▸ **MATERIAL FOR THIS EXERCISE**
————

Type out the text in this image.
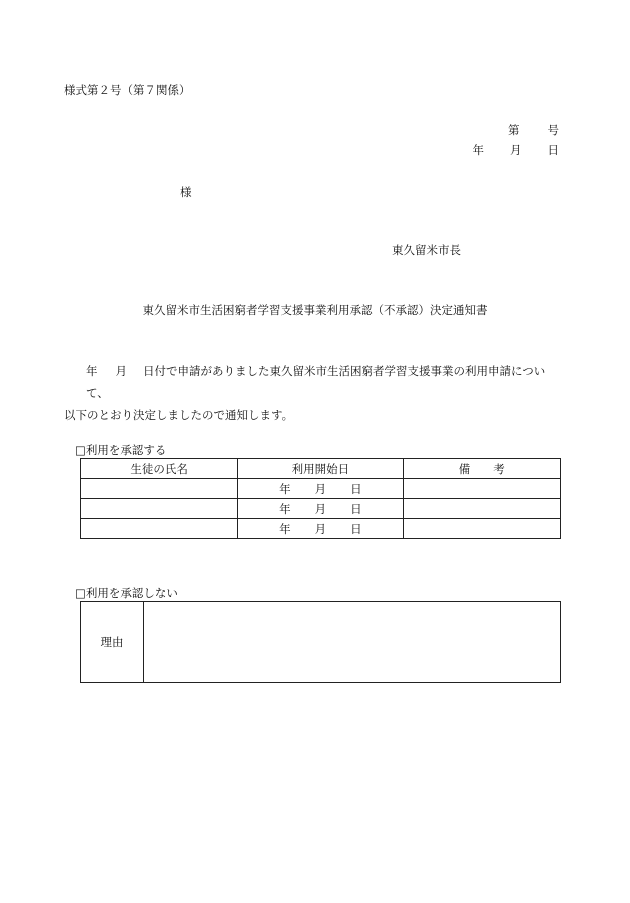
様式第２号（第７関係）
第 号
年 月 日
様
東久留米市長
東久留米市生活困窮者学習支援事業利用承認（不承認）決定通知書
年 月 日付で申請がありました東久留米市生活困窮者学習支援事業の利用申請について、
以下のとおり決定しましたので通知します。
□利用を承認する
生徒の氏名	利用開始日	備　　考
	年 月 日	
	年 月 日	
	年 月 日	
□利用を承認しない
理由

————

▸ **YOUR OBJECTIVE**
Return the listing above unchanged, apart from dropping its pictures.

▸ **TASK OUTPUT**
Type out the text in this image.
様式第２号（第７関係）
第 号
年 月 日
様
東久留米市長
東久留米市生活困窮者学習支援事業利用承認（不承認）決定通知書
年 月 日付で申請がありました東久留米市生活困窮者学習支援事業の利用申請について、
以下のとおり決定しましたので通知します。
□利用を承認する
生徒の氏名	利用開始日	備　　考
	年 月 日	
	年 月 日	
	年 月 日	
□利用を承認しない
理由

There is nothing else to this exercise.